(Collection entries)
----

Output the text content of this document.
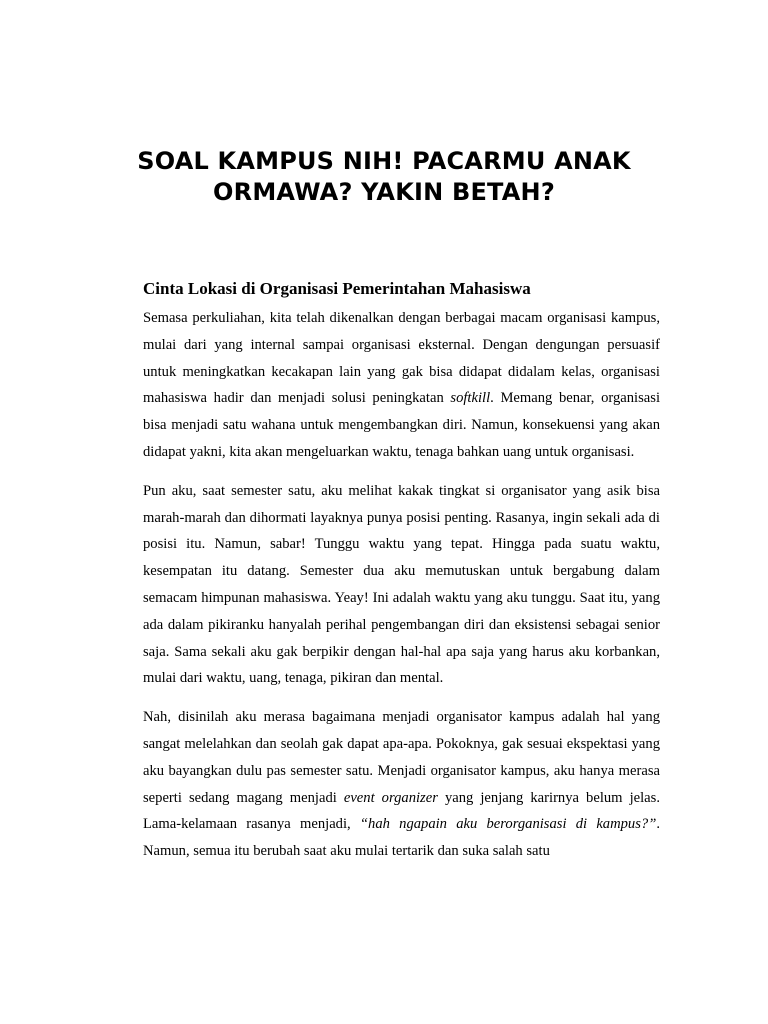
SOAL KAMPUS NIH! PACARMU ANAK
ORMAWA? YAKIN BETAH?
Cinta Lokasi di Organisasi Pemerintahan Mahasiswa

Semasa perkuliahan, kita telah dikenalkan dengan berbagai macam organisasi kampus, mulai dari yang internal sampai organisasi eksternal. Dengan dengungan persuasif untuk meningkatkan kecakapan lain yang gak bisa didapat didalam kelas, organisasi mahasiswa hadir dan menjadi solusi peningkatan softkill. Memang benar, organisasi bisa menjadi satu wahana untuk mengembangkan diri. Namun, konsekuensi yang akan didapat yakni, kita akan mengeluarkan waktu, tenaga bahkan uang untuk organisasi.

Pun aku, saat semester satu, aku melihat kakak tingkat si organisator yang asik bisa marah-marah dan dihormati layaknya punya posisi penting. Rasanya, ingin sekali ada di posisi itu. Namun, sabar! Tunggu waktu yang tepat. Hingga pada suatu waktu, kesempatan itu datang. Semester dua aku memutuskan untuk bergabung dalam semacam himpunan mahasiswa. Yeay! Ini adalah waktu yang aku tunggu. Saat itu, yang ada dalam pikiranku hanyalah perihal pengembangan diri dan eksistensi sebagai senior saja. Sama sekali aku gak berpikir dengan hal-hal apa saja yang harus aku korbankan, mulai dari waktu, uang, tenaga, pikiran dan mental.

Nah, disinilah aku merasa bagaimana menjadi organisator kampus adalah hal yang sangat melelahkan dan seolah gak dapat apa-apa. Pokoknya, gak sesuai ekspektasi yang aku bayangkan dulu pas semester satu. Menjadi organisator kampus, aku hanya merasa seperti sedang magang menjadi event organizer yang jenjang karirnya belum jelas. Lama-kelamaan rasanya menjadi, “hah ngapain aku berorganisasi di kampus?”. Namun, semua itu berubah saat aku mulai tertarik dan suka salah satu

----

**WHAT THE TASK REQUIRES:**
Retype all of the entries exactly as written, leaving out any images.

**TASK SOLUTION:**
Output the text content of this document.
SOAL KAMPUS NIH! PACARMU ANAK
ORMAWA? YAKIN BETAH?
Cinta Lokasi di Organisasi Pemerintahan Mahasiswa

Semasa perkuliahan, kita telah dikenalkan dengan berbagai macam organisasi kampus, mulai dari yang internal sampai organisasi eksternal. Dengan dengungan persuasif untuk meningkatkan kecakapan lain yang gak bisa didapat didalam kelas, organisasi mahasiswa hadir dan menjadi solusi peningkatan softkill. Memang benar, organisasi bisa menjadi satu wahana untuk mengembangkan diri. Namun, konsekuensi yang akan didapat yakni, kita akan mengeluarkan waktu, tenaga bahkan uang untuk organisasi.

Pun aku, saat semester satu, aku melihat kakak tingkat si organisator yang asik bisa marah-marah dan dihormati layaknya punya posisi penting. Rasanya, ingin sekali ada di posisi itu. Namun, sabar! Tunggu waktu yang tepat. Hingga pada suatu waktu, kesempatan itu datang. Semester dua aku memutuskan untuk bergabung dalam semacam himpunan mahasiswa. Yeay! Ini adalah waktu yang aku tunggu. Saat itu, yang ada dalam pikiranku hanyalah perihal pengembangan diri dan eksistensi sebagai senior saja. Sama sekali aku gak berpikir dengan hal-hal apa saja yang harus aku korbankan, mulai dari waktu, uang, tenaga, pikiran dan mental.

Nah, disinilah aku merasa bagaimana menjadi organisator kampus adalah hal yang sangat melelahkan dan seolah gak dapat apa-apa. Pokoknya, gak sesuai ekspektasi yang aku bayangkan dulu pas semester satu. Menjadi organisator kampus, aku hanya merasa seperti sedang magang menjadi event organizer yang jenjang karirnya belum jelas. Lama-kelamaan rasanya menjadi, “hah ngapain aku berorganisasi di kampus?”. Namun, semua itu berubah saat aku mulai tertarik dan suka salah satu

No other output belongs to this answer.